What to do: What follows is a set of records; restate each one word for word and drop the pictures.

Input material:

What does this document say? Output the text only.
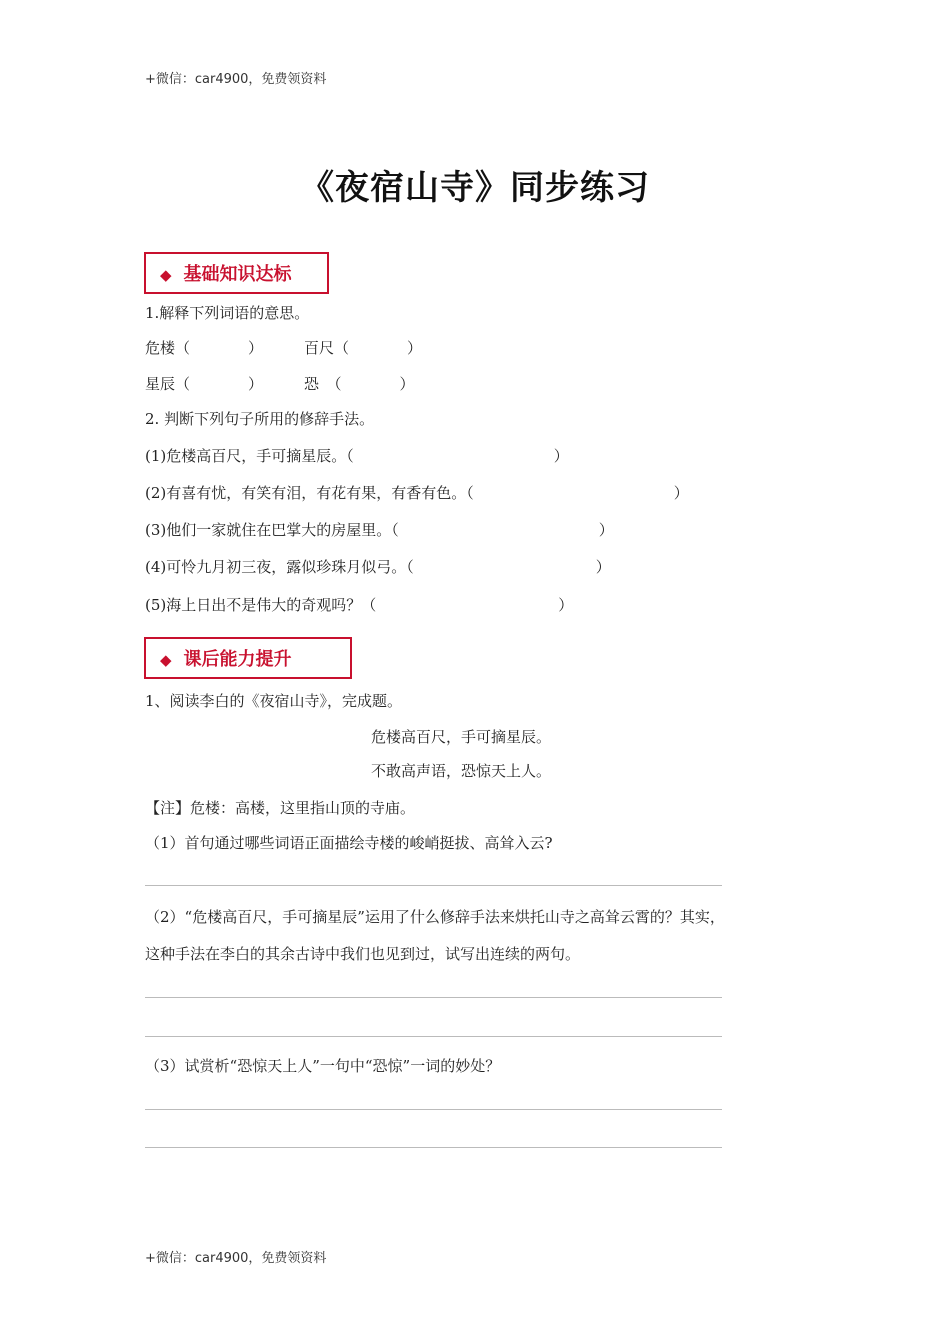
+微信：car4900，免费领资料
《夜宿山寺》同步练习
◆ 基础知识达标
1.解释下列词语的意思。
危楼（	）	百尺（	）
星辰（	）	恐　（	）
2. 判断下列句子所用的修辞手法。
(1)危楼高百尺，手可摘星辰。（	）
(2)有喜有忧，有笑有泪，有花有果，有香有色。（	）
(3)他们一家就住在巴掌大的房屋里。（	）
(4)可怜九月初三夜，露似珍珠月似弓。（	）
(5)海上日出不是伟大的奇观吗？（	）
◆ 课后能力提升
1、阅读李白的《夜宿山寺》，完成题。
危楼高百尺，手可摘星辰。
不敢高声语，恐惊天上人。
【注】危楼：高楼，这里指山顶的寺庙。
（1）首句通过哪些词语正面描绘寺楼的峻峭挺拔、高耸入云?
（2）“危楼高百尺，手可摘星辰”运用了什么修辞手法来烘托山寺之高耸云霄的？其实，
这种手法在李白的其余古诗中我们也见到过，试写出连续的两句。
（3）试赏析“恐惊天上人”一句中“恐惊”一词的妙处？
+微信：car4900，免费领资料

Exercise solution:
What does this document say? Output the text only.
+微信：car4900，免费领资料
《夜宿山寺》同步练习
◆ 基础知识达标
1.解释下列词语的意思。
危楼（	）	百尺（	）
星辰（	）	恐　（	）
2. 判断下列句子所用的修辞手法。
(1)危楼高百尺，手可摘星辰。（	）
(2)有喜有忧，有笑有泪，有花有果，有香有色。（	）
(3)他们一家就住在巴掌大的房屋里。（	）
(4)可怜九月初三夜，露似珍珠月似弓。（	）
(5)海上日出不是伟大的奇观吗？（	）
◆ 课后能力提升
1、阅读李白的《夜宿山寺》，完成题。
危楼高百尺，手可摘星辰。
不敢高声语，恐惊天上人。
【注】危楼：高楼，这里指山顶的寺庙。
（1）首句通过哪些词语正面描绘寺楼的峻峭挺拔、高耸入云?
（2）“危楼高百尺，手可摘星辰”运用了什么修辞手法来烘托山寺之高耸云霄的？其实，
这种手法在李白的其余古诗中我们也见到过，试写出连续的两句。
（3）试赏析“恐惊天上人”一句中“恐惊”一词的妙处？
+微信：car4900，免费领资料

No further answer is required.